Let me focus on the lowly t-test and also a simple two-way ANOVA (comparing two groups and time [repeated measurements]).

A second assumption is that the data are normally distributed. One unusual thing about the ‘real’ world is that data are often normally distributed. Height, IQ and many, many other parameters are normal (or Gaussian). [Note: William Gossett, aka ‘Student’, was the inventor of the t-test. Interesting side note, he worked for Guinness and developed the t-distribution to monitor stout production. However, Guinness didn’t approve of any publications, hence the pseudonym, ‘Student’. ] In general, if a variable is affected by many, many different factors, it will be normally distributed. [I’ll explain the reason for this shortly.] We even have tests to determine if the data are normal. Unfortunately, almost all variables have a slight departure from normality. As implied in my previous blogs, if we have a large enough sample, then any statistical test will reject the null hypothesis (e.g., the data will never be normally distributed if the sample size is large enough).

So, how bad is the effect of non-normal data? The answer is simply: NON-NORMALITY has almost NO EFFECT ON P-VALUES when we compare means, especially when the sample sizes are moderate. There is a theorem in statistics (central limit theorem) which says that as the sample size increases the distribution of means approachs the normal distribution. Let me illustrate this with the following four figures.

---+---

▸ Exercise
Write the next part of the passage on non-normal data and t-test p-values, starting after its last sentence.

(Dataset excerpt)
---+---

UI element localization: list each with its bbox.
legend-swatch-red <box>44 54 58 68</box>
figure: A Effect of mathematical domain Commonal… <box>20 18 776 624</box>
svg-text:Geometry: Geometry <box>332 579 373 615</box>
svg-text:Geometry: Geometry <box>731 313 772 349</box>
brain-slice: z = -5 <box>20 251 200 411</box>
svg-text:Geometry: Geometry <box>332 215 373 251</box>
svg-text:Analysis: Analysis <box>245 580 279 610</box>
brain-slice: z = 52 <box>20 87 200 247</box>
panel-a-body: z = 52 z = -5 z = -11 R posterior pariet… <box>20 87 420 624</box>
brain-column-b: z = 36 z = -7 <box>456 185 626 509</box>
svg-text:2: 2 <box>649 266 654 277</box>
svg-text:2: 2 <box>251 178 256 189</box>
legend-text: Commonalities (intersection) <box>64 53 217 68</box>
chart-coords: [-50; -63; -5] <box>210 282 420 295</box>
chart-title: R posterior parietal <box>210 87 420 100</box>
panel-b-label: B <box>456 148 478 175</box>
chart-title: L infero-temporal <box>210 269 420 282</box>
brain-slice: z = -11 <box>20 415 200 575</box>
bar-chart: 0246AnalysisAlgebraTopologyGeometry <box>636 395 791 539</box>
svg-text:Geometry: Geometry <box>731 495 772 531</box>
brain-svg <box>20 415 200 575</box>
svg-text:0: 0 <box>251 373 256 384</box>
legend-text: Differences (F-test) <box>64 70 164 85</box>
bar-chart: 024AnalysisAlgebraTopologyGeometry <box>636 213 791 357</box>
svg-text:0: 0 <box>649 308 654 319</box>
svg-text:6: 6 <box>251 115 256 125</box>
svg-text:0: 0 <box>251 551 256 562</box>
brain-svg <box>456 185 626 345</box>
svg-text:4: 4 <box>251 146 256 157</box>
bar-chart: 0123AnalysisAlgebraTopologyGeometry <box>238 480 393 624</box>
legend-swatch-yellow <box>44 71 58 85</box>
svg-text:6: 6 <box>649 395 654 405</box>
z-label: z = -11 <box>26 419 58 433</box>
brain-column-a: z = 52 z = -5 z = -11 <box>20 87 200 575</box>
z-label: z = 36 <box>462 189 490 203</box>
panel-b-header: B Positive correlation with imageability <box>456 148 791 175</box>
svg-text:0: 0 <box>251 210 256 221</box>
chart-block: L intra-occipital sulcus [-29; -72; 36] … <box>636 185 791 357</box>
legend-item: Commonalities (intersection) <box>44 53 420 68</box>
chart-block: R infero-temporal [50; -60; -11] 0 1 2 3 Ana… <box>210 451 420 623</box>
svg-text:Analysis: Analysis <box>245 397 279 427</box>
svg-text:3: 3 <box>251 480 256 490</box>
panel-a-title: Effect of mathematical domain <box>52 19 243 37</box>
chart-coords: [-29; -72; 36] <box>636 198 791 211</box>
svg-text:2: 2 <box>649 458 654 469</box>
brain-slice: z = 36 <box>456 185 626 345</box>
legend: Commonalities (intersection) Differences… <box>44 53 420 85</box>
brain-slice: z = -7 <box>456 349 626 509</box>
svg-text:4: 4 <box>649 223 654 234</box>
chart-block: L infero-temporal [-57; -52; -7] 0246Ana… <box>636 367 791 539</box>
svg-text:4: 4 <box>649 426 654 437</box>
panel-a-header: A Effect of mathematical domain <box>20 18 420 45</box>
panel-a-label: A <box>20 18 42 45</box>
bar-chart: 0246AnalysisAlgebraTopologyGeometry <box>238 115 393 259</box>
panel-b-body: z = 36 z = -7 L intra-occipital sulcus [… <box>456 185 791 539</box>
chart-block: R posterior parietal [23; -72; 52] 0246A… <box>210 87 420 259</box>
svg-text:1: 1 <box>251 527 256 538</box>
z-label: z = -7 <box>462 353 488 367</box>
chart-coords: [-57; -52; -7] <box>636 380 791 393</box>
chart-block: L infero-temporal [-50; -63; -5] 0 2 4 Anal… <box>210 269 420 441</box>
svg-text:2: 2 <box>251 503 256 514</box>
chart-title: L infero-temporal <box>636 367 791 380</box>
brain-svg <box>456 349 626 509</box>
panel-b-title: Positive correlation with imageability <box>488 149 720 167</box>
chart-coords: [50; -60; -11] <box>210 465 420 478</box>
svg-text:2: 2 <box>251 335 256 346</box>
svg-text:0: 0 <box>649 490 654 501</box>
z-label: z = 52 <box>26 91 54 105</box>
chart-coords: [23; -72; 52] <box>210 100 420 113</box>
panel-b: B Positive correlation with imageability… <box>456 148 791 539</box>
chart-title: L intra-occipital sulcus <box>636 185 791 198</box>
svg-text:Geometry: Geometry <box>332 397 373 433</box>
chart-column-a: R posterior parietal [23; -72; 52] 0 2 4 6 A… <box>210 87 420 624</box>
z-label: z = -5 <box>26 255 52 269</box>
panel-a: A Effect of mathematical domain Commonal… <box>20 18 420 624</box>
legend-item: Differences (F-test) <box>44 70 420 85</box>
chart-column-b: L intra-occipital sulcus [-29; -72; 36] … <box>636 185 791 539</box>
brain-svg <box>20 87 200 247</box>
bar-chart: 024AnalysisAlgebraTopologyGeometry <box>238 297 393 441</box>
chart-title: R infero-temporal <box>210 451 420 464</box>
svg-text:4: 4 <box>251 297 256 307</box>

---+---

▸ In response
The dotted line represents a true normal distribution what we hope to eventually see. The left-hand top plot is the original distribution. As can be seen we have what we statisticians would call a negatively (the long tail points to the negative side of the number line) skewed distribution. The top right hand plot is means of that original negatively skewed distribution, but when N is 2. As can be seen, even when the sample size is 2, the distribution (solid line) of means is much less skewed compared to the first. The bottom plots has sample sizes of 4 and 10, respectively. When the sample size is ten, the distribution of means is virtually identical to the normal curve. So if you analyzed this data with this originally skewed data set but had a sample of ten observations, the statistical test on means will be based on results which is virtually identical to the normal curve.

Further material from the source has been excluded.